____ Data for the task

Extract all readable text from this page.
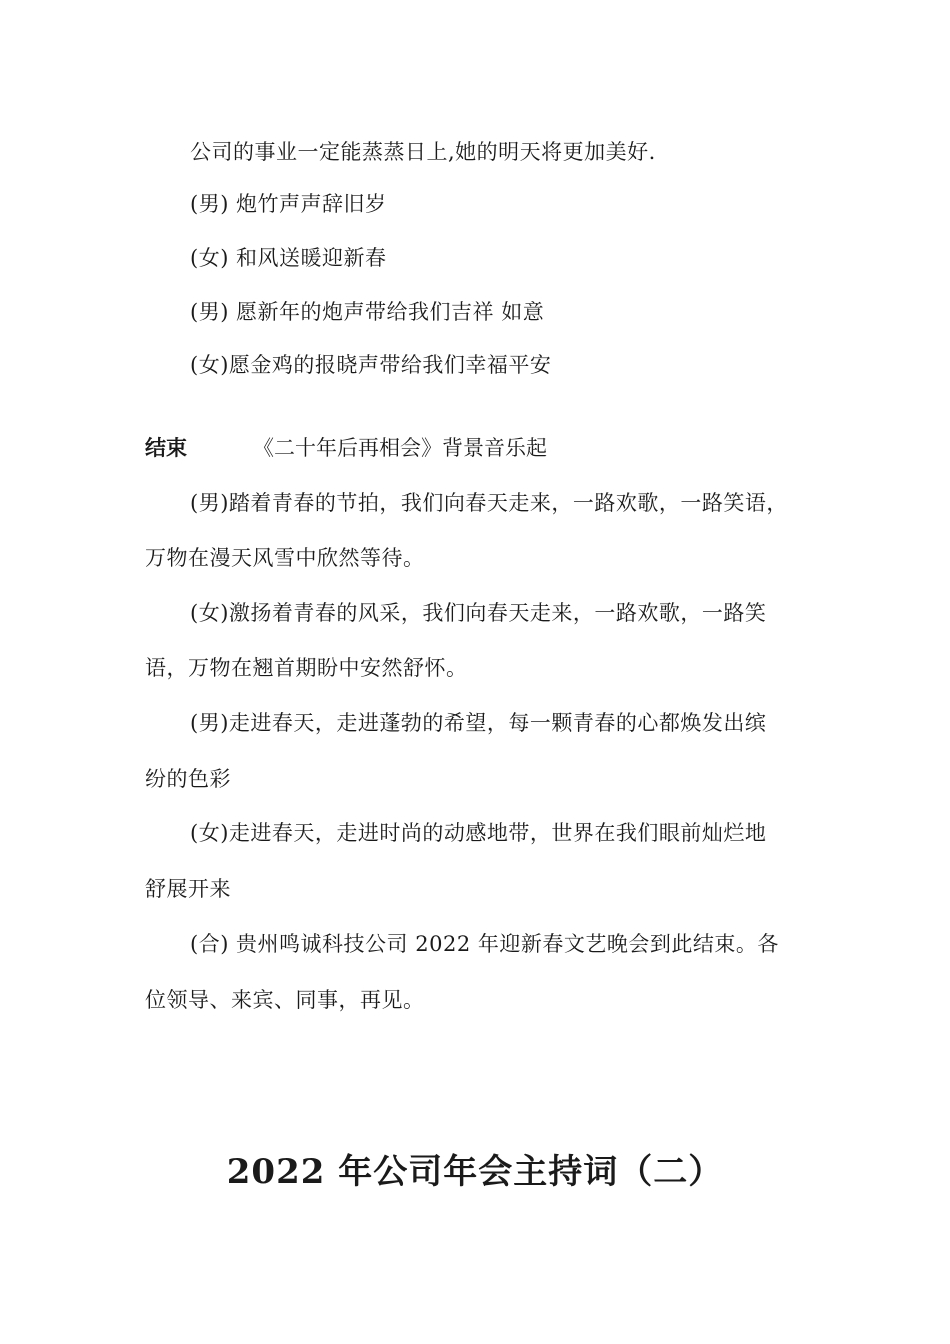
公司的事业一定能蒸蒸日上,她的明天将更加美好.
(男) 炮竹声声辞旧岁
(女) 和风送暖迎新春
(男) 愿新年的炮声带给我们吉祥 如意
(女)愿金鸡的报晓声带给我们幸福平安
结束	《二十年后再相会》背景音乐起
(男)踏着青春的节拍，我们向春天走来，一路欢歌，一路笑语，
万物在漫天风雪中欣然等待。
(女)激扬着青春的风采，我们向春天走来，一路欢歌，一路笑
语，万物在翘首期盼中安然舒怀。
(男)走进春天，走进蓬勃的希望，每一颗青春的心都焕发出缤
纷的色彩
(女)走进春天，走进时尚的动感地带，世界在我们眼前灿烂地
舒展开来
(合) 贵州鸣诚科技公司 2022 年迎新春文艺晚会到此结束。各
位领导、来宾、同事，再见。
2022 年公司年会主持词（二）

________

Leave out the pictures and copy every record above exactly.

● Result for this task:
Extract all readable text from this page.
公司的事业一定能蒸蒸日上,她的明天将更加美好.
(男) 炮竹声声辞旧岁
(女) 和风送暖迎新春
(男) 愿新年的炮声带给我们吉祥 如意
(女)愿金鸡的报晓声带给我们幸福平安
结束	《二十年后再相会》背景音乐起
(男)踏着青春的节拍，我们向春天走来，一路欢歌，一路笑语，
万物在漫天风雪中欣然等待。
(女)激扬着青春的风采，我们向春天走来，一路欢歌，一路笑
语，万物在翘首期盼中安然舒怀。
(男)走进春天，走进蓬勃的希望，每一颗青春的心都焕发出缤
纷的色彩
(女)走进春天，走进时尚的动感地带，世界在我们眼前灿烂地
舒展开来
(合) 贵州鸣诚科技公司 2022 年迎新春文艺晚会到此结束。各
位领导、来宾、同事，再见。
2022 年公司年会主持词（二）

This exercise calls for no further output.